• _What to work on_
Your answer must consist solely of the number of lines that contain the word "seconds".

• _Records provided_

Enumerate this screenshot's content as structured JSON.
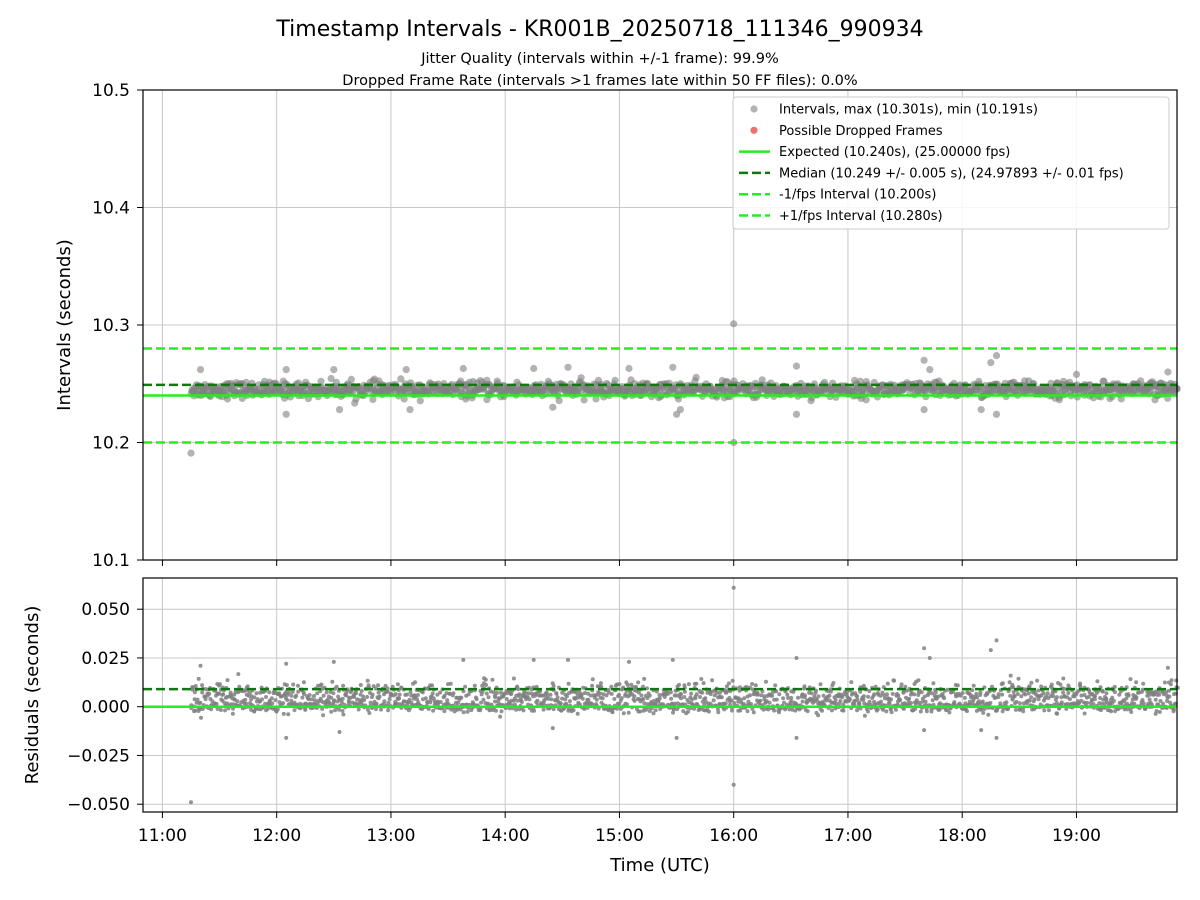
{
  "title": "Timestamp Intervals - KR001B_20250718_111346_990934",
  "subtitle_1": "Jitter Quality (intervals within +/-1 frame): 99.9%",
  "subtitle_2": "Dropped Frame Rate (intervals >1 frames late within 50 FF files): 0.0%",
  "colors": {
    "points": "#808080",
    "dropped": "#f07070",
    "expected": "#22ee22",
    "median": "#117711",
    "interval": "#22ee22",
    "grid": "#c8c8c8"
  },
  "chart_data": [
    {
      "type": "scatter",
      "panel": "intervals",
      "ylabel": "Intervals (seconds)",
      "ylim": [
        10.1,
        10.5
      ],
      "yticks": [
        "10.1",
        "10.2",
        "10.3",
        "10.4",
        "10.5"
      ],
      "x_range_hours": [
        10.83,
        19.88
      ],
      "grid": true,
      "legend_position": "top-right",
      "legend": [
        "Intervals, max (10.301s), min (10.191s)",
        "Possible Dropped Frames",
        "Expected (10.240s), (25.00000 fps)",
        "Median (10.249 +/- 0.005 s), (24.97893 +/- 0.01 fps)",
        "-1/fps Interval (10.200s)",
        "+1/fps Interval (10.280s)"
      ],
      "reference_lines": [
        {
          "value": 10.24,
          "style": "solid",
          "color": "#22ee22"
        },
        {
          "value": 10.249,
          "style": "dashed",
          "color": "#117711"
        },
        {
          "value": 10.2,
          "style": "dashed",
          "color": "#22ee22"
        },
        {
          "value": 10.28,
          "style": "dashed",
          "color": "#22ee22"
        }
      ],
      "band": {
        "start": "11:15",
        "end": "19:53",
        "center": 10.245,
        "spread": 0.006
      },
      "outliers": [
        {
          "x": "11:15",
          "y": 10.191
        },
        {
          "x": "16:00",
          "y": 10.301
        },
        {
          "x": "16:00",
          "y": 10.2
        },
        {
          "x": "11:20",
          "y": 10.262
        },
        {
          "x": "12:05",
          "y": 10.224
        },
        {
          "x": "12:05",
          "y": 10.262
        },
        {
          "x": "12:30",
          "y": 10.262
        },
        {
          "x": "12:33",
          "y": 10.228
        },
        {
          "x": "13:08",
          "y": 10.262
        },
        {
          "x": "13:10",
          "y": 10.228
        },
        {
          "x": "13:38",
          "y": 10.263
        },
        {
          "x": "14:15",
          "y": 10.263
        },
        {
          "x": "14:25",
          "y": 10.23
        },
        {
          "x": "14:33",
          "y": 10.264
        },
        {
          "x": "15:05",
          "y": 10.263
        },
        {
          "x": "15:28",
          "y": 10.264
        },
        {
          "x": "15:30",
          "y": 10.224
        },
        {
          "x": "15:32",
          "y": 10.228
        },
        {
          "x": "16:33",
          "y": 10.265
        },
        {
          "x": "16:33",
          "y": 10.224
        },
        {
          "x": "17:40",
          "y": 10.27
        },
        {
          "x": "17:40",
          "y": 10.228
        },
        {
          "x": "17:43",
          "y": 10.262
        },
        {
          "x": "18:15",
          "y": 10.268
        },
        {
          "x": "18:18",
          "y": 10.274
        },
        {
          "x": "18:18",
          "y": 10.224
        },
        {
          "x": "18:10",
          "y": 10.228
        },
        {
          "x": "19:00",
          "y": 10.258
        },
        {
          "x": "19:48",
          "y": 10.26
        }
      ]
    },
    {
      "type": "scatter",
      "panel": "residuals",
      "xlabel": "Time (UTC)",
      "ylabel": "Residuals (seconds)",
      "ylim": [
        -0.054,
        0.066
      ],
      "yticks": [
        "−0.050",
        "−0.025",
        "0.000",
        "0.025",
        "0.050"
      ],
      "xticks": [
        "11:00",
        "12:00",
        "13:00",
        "14:00",
        "15:00",
        "16:00",
        "17:00",
        "18:00",
        "19:00"
      ],
      "grid": true,
      "reference_lines": [
        {
          "value": 0.0,
          "style": "solid",
          "color": "#22ee22"
        },
        {
          "value": 0.009,
          "style": "dashed",
          "color": "#117711"
        }
      ],
      "band": {
        "start": "11:15",
        "end": "19:53",
        "center": 0.006,
        "spread": 0.006
      },
      "outliers": [
        {
          "x": "11:15",
          "y": -0.049
        },
        {
          "x": "16:00",
          "y": 0.061
        },
        {
          "x": "16:00",
          "y": -0.04
        },
        {
          "x": "11:20",
          "y": 0.021
        },
        {
          "x": "12:05",
          "y": -0.016
        },
        {
          "x": "12:05",
          "y": 0.022
        },
        {
          "x": "12:30",
          "y": 0.023
        },
        {
          "x": "12:33",
          "y": -0.013
        },
        {
          "x": "13:38",
          "y": 0.024
        },
        {
          "x": "14:15",
          "y": 0.024
        },
        {
          "x": "14:25",
          "y": -0.011
        },
        {
          "x": "14:33",
          "y": 0.024
        },
        {
          "x": "15:05",
          "y": 0.023
        },
        {
          "x": "15:28",
          "y": 0.024
        },
        {
          "x": "15:30",
          "y": -0.016
        },
        {
          "x": "16:33",
          "y": 0.025
        },
        {
          "x": "16:33",
          "y": -0.016
        },
        {
          "x": "17:40",
          "y": 0.03
        },
        {
          "x": "17:40",
          "y": -0.012
        },
        {
          "x": "17:43",
          "y": 0.025
        },
        {
          "x": "18:15",
          "y": 0.029
        },
        {
          "x": "18:18",
          "y": 0.034
        },
        {
          "x": "18:18",
          "y": -0.016
        },
        {
          "x": "18:10",
          "y": -0.012
        },
        {
          "x": "19:48",
          "y": 0.02
        }
      ]
    }
  ]
}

• _Task response_
2